Saved entries:
#####

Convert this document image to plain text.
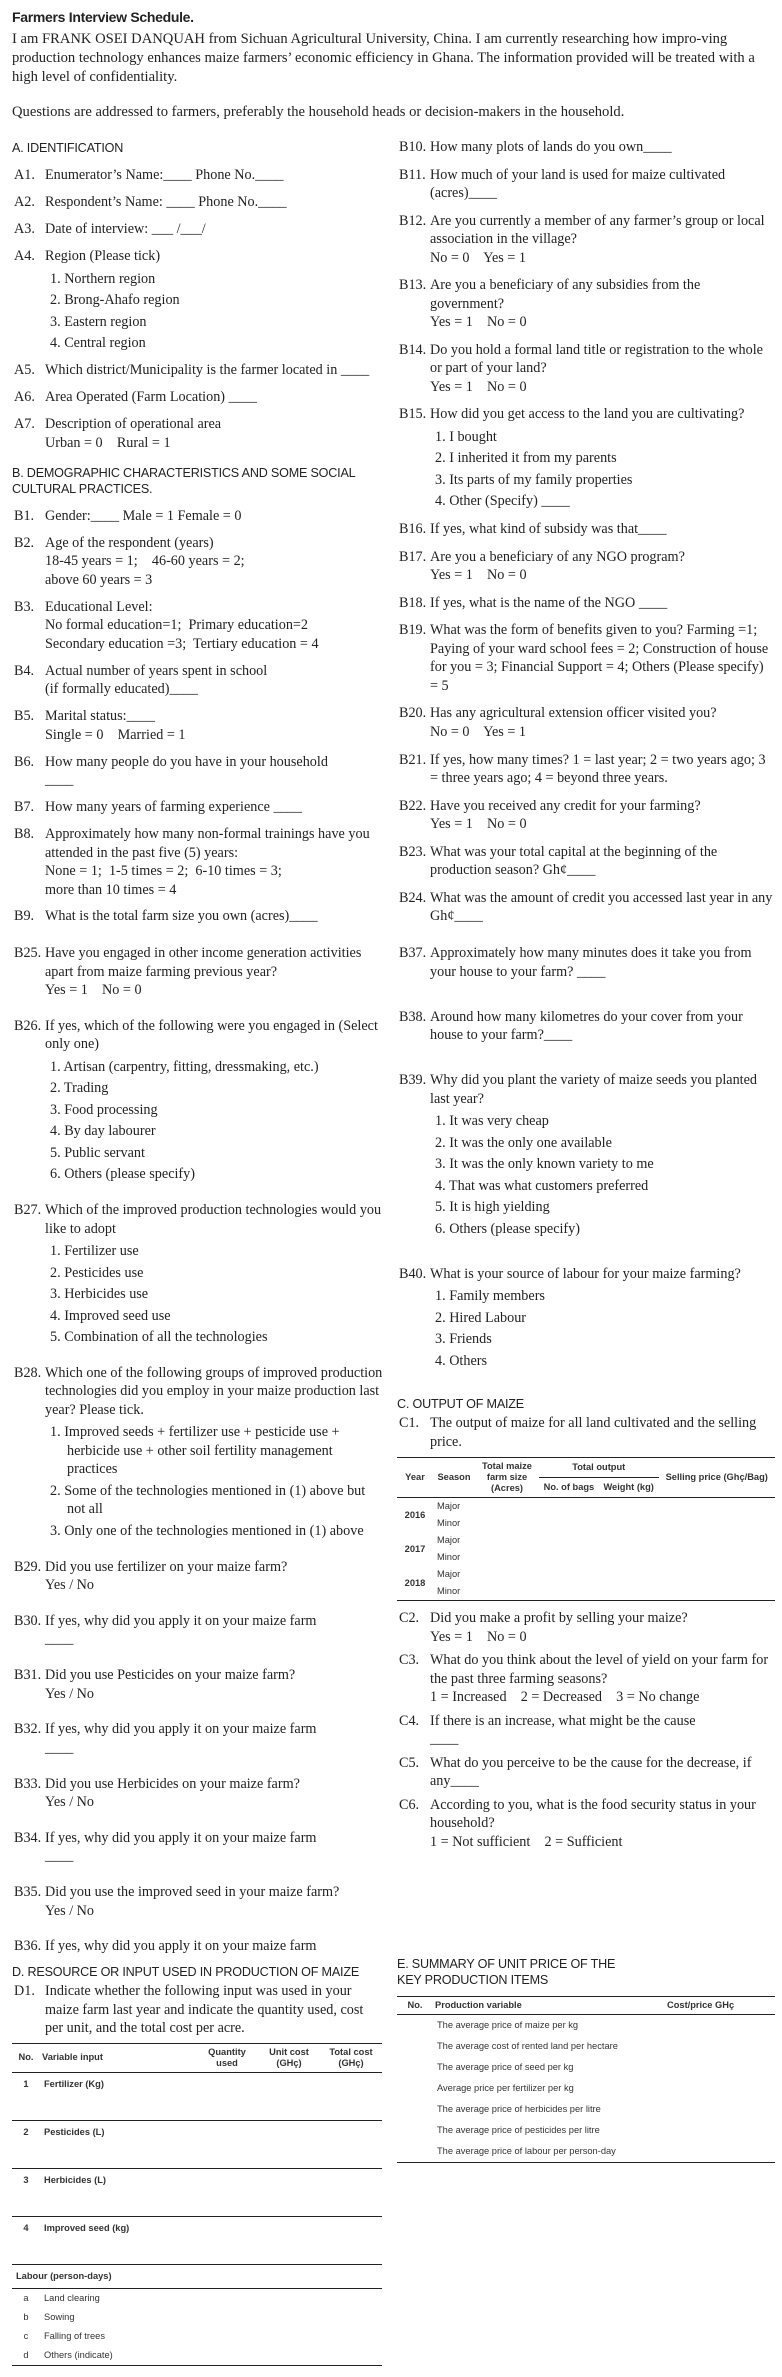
Farmers Interview Schedule.

I am FRANK OSEI DANQUAH from Sichuan Agricultural University, China. I am currently researching how impro-ving production technology enhances maize farmers’ economic efficiency in Ghana. The information provided will be treated with a high level of confidentiality.

Questions are addressed to farmers, preferably the household heads or decision-makers in the household.

A. IDENTIFICATION
A1. Enumerator’s Name:____ Phone No.____
A2. Respondent’s Name: ____ Phone No.____
A3. Date of interview: ___ /___/
A4. Region (Please tick)
1. Northern region
2. Brong-Ahafo region
3. Eastern region
4. Central region
A5. Which district/Municipality is the farmer located in ____
A6. Area Operated (Farm Location) ____
A7. Description of operational area
Urban = 0    Rural = 1
B. DEMOGRAPHIC CHARACTERISTICS AND SOME SOCIAL CULTURAL PRACTICES.
B1. Gender:____ Male = 1 Female = 0
B2. Age of the respondent (years)
18-45 years = 1;    46-60 years = 2;
above 60 years = 3
B3. Educational Level:
No formal education=1;  Primary education=2
Secondary education =3;  Tertiary education = 4
B4. Actual number of years spent in school
(if formally educated)____
B5. Marital status:____
Single = 0    Married = 1
B6. How many people do you have in your household
____
B7. How many years of farming experience ____
B8. Approximately how many non-formal trainings have you attended in the past five (5) years:
None = 1;  1-5 times = 2;  6-10 times = 3;
more than 10 times = 4
B9. What is the total farm size you own (acres)____
B10. How many plots of lands do you own____
B11. How much of your land is used for maize cultivated (acres)____
B12. Are you currently a member of any farmer’s group or local association in the village?
No = 0    Yes = 1
B13. Are you a beneficiary of any subsidies from the government?
Yes = 1    No = 0
B14. Do you hold a formal land title or registration to the whole or part of your land?
Yes = 1    No = 0
B15. How did you get access to the land you are cultivating?
1. I bought
2. I inherited it from my parents
3. Its parts of my family properties
4. Other (Specify) ____
B16. If yes, what kind of subsidy was that____
B17. Are you a beneficiary of any NGO program?
Yes = 1    No = 0
B18. If yes, what is the name of the NGO ____
B19. What was the form of benefits given to you? Farming =1; Paying of your ward school fees = 2; Construction of house for you = 3; Financial Support = 4; Others (Please specify) = 5
B20. Has any agricultural extension officer visited you?
No = 0    Yes = 1
B21. If yes, how many times? 1 = last year; 2 = two years ago; 3 = three years ago; 4 = beyond three years.
B22. Have you received any credit for your farming?
Yes = 1    No = 0
B23. What was your total capital at the beginning of the production season? Gh¢____
B24. What was the amount of credit you accessed last year in any Gh¢____
B25. Have you engaged in other income generation activities apart from maize farming previous year?
Yes = 1    No = 0
B26. If yes, which of the following were you engaged in (Select only one)
1. Artisan (carpentry, fitting, dressmaking, etc.)
2. Trading
3. Food processing
4. By day labourer
5. Public servant
6. Others (please specify)
B27. Which of the improved production technologies would you like to adopt
1. Fertilizer use
2. Pesticides use
3. Herbicides use
4. Improved seed use
5. Combination of all the technologies
B28. Which one of the following groups of improved production technologies did you employ in your maize production last year? Please tick.
1. Improved seeds + fertilizer use + pesticide use + herbicide use + other soil fertility management practices
2. Some of the technologies mentioned in (1) above but not all
3. Only one of the technologies mentioned in (1) above
B29. Did you use fertilizer on your maize farm?
Yes / No
B30. If yes, why did you apply it on your maize farm
____
B31. Did you use Pesticides on your maize farm?
Yes / No
B32. If yes, why did you apply it on your maize farm
____
B33. Did you use Herbicides on your maize farm?
Yes / No
B34. If yes, why did you apply it on your maize farm
____
B35. Did you use the improved seed in your maize farm?
Yes / No
B36. If yes, why did you apply it on your maize farm
B37. Approximately how many minutes does it take you from your house to your farm? ____
B38. Around how many kilometres do your cover from your house to your farm?____
B39. Why did you plant the variety of maize seeds you planted last year?
1. It was very cheap
2. It was the only one available
3. It was the only known variety to me
4. That was what customers preferred
5. It is high yielding
6. Others (please specify)
B40. What is your source of labour for your maize farming?
1. Family members
2. Hired Labour
3. Friends
4. Others
C. OUTPUT OF MAIZE
C1. The output of maize for all land cultivated and the selling price.
Year	Season	Total maize farm size (Acres)	Total output		Selling price (Ghç/Bag)
			No. of bags	Weight (kg)	
2016	Major				
	Minor				
2017	Major				
	Minor				
2018	Major				
	Minor				
C2. Did you make a profit by selling your maize?
Yes = 1    No = 0
C3. What do you think about the level of yield on your farm for the past three farming seasons?
1 = Increased    2 = Decreased    3 = No change
C4. If there is an increase, what might be the cause
____
C5. What do you perceive to be the cause for the decrease, if any____
C6. According to you, what is the food security status in your household?
1 = Not sufficient    2 = Sufficient
E. SUMMARY OF UNIT PRICE OF THE KEY PRODUCTION ITEMS
No.	Production variable	Cost/price GHç
	The average price of maize per kg	
	The average cost of rented land per hectare	
	The average price of seed per kg	
	Average price per fertilizer per kg	
	The average price of herbicides per litre	
	The average price of pesticides per litre	
	The average price of labour per person-day	
D. RESOURCE OR INPUT USED IN PRODUCTION OF MAIZE
D1. Indicate whether the following input was used in your maize farm last year and indicate the quantity used, cost per unit, and the total cost per acre.
No.	Variable input	Quantity used	Unit cost (GHç)	Total cost (GHç)
1	Fertilizer (Kg)			
2	Pesticides (L)			
3	Herbicides (L)			
4	Improved seed (kg)			
Labour (person-days)				
a	Land clearing			
b	Sowing			
c	Falling of trees			
d	Others (indicate)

#####

Aim: Return the listing above unchanged, apart from dropping its pictures.

Result for this exercise:
Convert this document image to plain text.
Farmers Interview Schedule.

I am FRANK OSEI DANQUAH from Sichuan Agricultural University, China. I am currently researching how impro-ving production technology enhances maize farmers’ economic efficiency in Ghana. The information provided will be treated with a high level of confidentiality.

Questions are addressed to farmers, preferably the household heads or decision-makers in the household.

A. IDENTIFICATION
A1. Enumerator’s Name:____ Phone No.____
A2. Respondent’s Name: ____ Phone No.____
A3. Date of interview: ___ /___/
A4. Region (Please tick)
1. Northern region
2. Brong-Ahafo region
3. Eastern region
4. Central region
A5. Which district/Municipality is the farmer located in ____
A6. Area Operated (Farm Location) ____
A7. Description of operational area
Urban = 0    Rural = 1
B. DEMOGRAPHIC CHARACTERISTICS AND SOME SOCIAL CULTURAL PRACTICES.
B1. Gender:____ Male = 1 Female = 0
B2. Age of the respondent (years)
18-45 years = 1;    46-60 years = 2;
above 60 years = 3
B3. Educational Level:
No formal education=1;  Primary education=2
Secondary education =3;  Tertiary education = 4
B4. Actual number of years spent in school
(if formally educated)____
B5. Marital status:____
Single = 0    Married = 1
B6. How many people do you have in your household
____
B7. How many years of farming experience ____
B8. Approximately how many non-formal trainings have you attended in the past five (5) years:
None = 1;  1-5 times = 2;  6-10 times = 3;
more than 10 times = 4
B9. What is the total farm size you own (acres)____
B10. How many plots of lands do you own____
B11. How much of your land is used for maize cultivated (acres)____
B12. Are you currently a member of any farmer’s group or local association in the village?
No = 0    Yes = 1
B13. Are you a beneficiary of any subsidies from the government?
Yes = 1    No = 0
B14. Do you hold a formal land title or registration to the whole or part of your land?
Yes = 1    No = 0
B15. How did you get access to the land you are cultivating?
1. I bought
2. I inherited it from my parents
3. Its parts of my family properties
4. Other (Specify) ____
B16. If yes, what kind of subsidy was that____
B17. Are you a beneficiary of any NGO program?
Yes = 1    No = 0
B18. If yes, what is the name of the NGO ____
B19. What was the form of benefits given to you? Farming =1; Paying of your ward school fees = 2; Construction of house for you = 3; Financial Support = 4; Others (Please specify) = 5
B20. Has any agricultural extension officer visited you?
No = 0    Yes = 1
B21. If yes, how many times? 1 = last year; 2 = two years ago; 3 = three years ago; 4 = beyond three years.
B22. Have you received any credit for your farming?
Yes = 1    No = 0
B23. What was your total capital at the beginning of the production season? Gh¢____
B24. What was the amount of credit you accessed last year in any Gh¢____
B25. Have you engaged in other income generation activities apart from maize farming previous year?
Yes = 1    No = 0
B26. If yes, which of the following were you engaged in (Select only one)
1. Artisan (carpentry, fitting, dressmaking, etc.)
2. Trading
3. Food processing
4. By day labourer
5. Public servant
6. Others (please specify)
B27. Which of the improved production technologies would you like to adopt
1. Fertilizer use
2. Pesticides use
3. Herbicides use
4. Improved seed use
5. Combination of all the technologies
B28. Which one of the following groups of improved production technologies did you employ in your maize production last year? Please tick.
1. Improved seeds + fertilizer use + pesticide use + herbicide use + other soil fertility management practices
2. Some of the technologies mentioned in (1) above but not all
3. Only one of the technologies mentioned in (1) above
B29. Did you use fertilizer on your maize farm?
Yes / No
B30. If yes, why did you apply it on your maize farm
____
B31. Did you use Pesticides on your maize farm?
Yes / No
B32. If yes, why did you apply it on your maize farm
____
B33. Did you use Herbicides on your maize farm?
Yes / No
B34. If yes, why did you apply it on your maize farm
____
B35. Did you use the improved seed in your maize farm?
Yes / No
B36. If yes, why did you apply it on your maize farm
B37. Approximately how many minutes does it take you from your house to your farm? ____
B38. Around how many kilometres do your cover from your house to your farm?____
B39. Why did you plant the variety of maize seeds you planted last year?
1. It was very cheap
2. It was the only one available
3. It was the only known variety to me
4. That was what customers preferred
5. It is high yielding
6. Others (please specify)
B40. What is your source of labour for your maize farming?
1. Family members
2. Hired Labour
3. Friends
4. Others
C. OUTPUT OF MAIZE
C1. The output of maize for all land cultivated and the selling price.
Year	Season	Total maize farm size (Acres)	Total output		Selling price (Ghç/Bag)
			No. of bags	Weight (kg)	
2016	Major				
	Minor				
2017	Major				
	Minor				
2018	Major				
	Minor				
C2. Did you make a profit by selling your maize?
Yes = 1    No = 0
C3. What do you think about the level of yield on your farm for the past three farming seasons?
1 = Increased    2 = Decreased    3 = No change
C4. If there is an increase, what might be the cause
____
C5. What do you perceive to be the cause for the decrease, if any____
C6. According to you, what is the food security status in your household?
1 = Not sufficient    2 = Sufficient
E. SUMMARY OF UNIT PRICE OF THE KEY PRODUCTION ITEMS
No.	Production variable	Cost/price GHç
	The average price of maize per kg	
	The average cost of rented land per hectare	
	The average price of seed per kg	
	Average price per fertilizer per kg	
	The average price of herbicides per litre	
	The average price of pesticides per litre	
	The average price of labour per person-day	
D. RESOURCE OR INPUT USED IN PRODUCTION OF MAIZE
D1. Indicate whether the following input was used in your maize farm last year and indicate the quantity used, cost per unit, and the total cost per acre.
No.	Variable input	Quantity used	Unit cost (GHç)	Total cost (GHç)
1	Fertilizer (Kg)			
2	Pesticides (L)			
3	Herbicides (L)			
4	Improved seed (kg)			
Labour (person-days)				
a	Land clearing			
b	Sowing			
c	Falling of trees			
d	Others (indicate)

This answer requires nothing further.